• **WHAT TO PRODUCE**:
Your task is to transcribe all of the data below exactly, omitting the images.

[Data tied to figure images]
[start]
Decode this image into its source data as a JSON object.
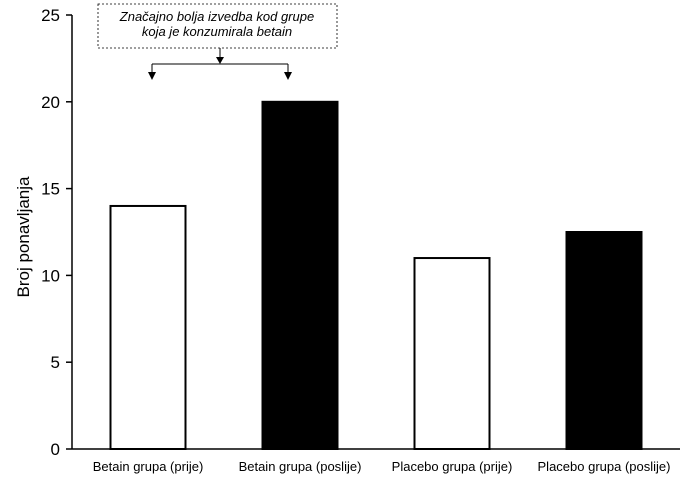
{
  "chart_data": {
    "type": "bar",
    "categories": [
      "Betain grupa (prije)",
      "Betain grupa (poslije)",
      "Placebo grupa (prije)",
      "Placebo grupa (poslije)"
    ],
    "values": [
      14,
      20,
      11,
      12.5
    ],
    "bar_colors": [
      "#ffffff",
      "#000000",
      "#ffffff",
      "#000000"
    ],
    "ylabel": "Broj ponavljanja",
    "ylim": [
      0,
      25
    ],
    "yticks": [
      0,
      5,
      10,
      15,
      20,
      25
    ],
    "grid": false,
    "annotation": {
      "lines": [
        "Značajno bolja izvedba kod grupe",
        "koja je konzumirala betain"
      ],
      "targets": [
        0,
        1
      ]
    }
  }
}
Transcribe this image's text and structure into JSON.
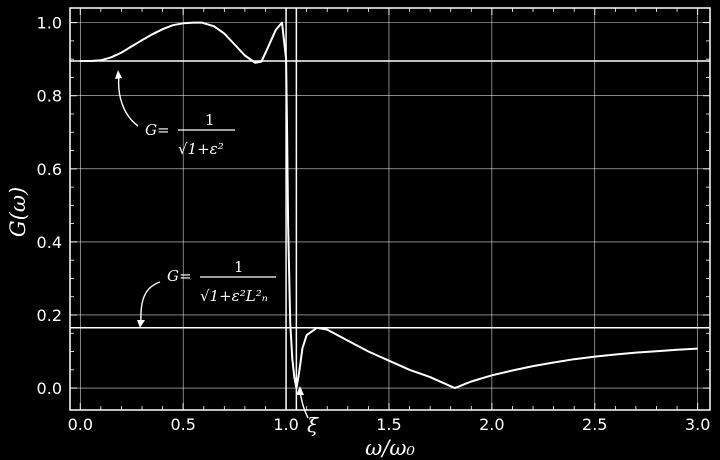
[end]
• **EXERCISE SOLUTION**:
Decode this image into its source data as a JSON object.
{
  "chart_data": {
    "type": "bar",
    "categories": [
      "Betain grupa (prije)",
      "Betain grupa (poslije)",
      "Placebo grupa (prije)",
      "Placebo grupa (poslije)"
    ],
    "values": [
      14,
      20,
      11,
      12.5
    ],
    "bar_colors": [
      "#ffffff",
      "#000000",
      "#ffffff",
      "#000000"
    ],
    "ylabel": "Broj ponavljanja",
    "ylim": [
      0,
      25
    ],
    "yticks": [
      0,
      5,
      10,
      15,
      20,
      25
    ],
    "grid": false,
    "annotation": {
      "lines": [
        "Značajno bolja izvedba kod grupe",
        "koja je konzumirala betain"
      ],
      "targets": [
        0,
        1
      ]
    }
  }
}
Transcribe this image's text and structure into JSON.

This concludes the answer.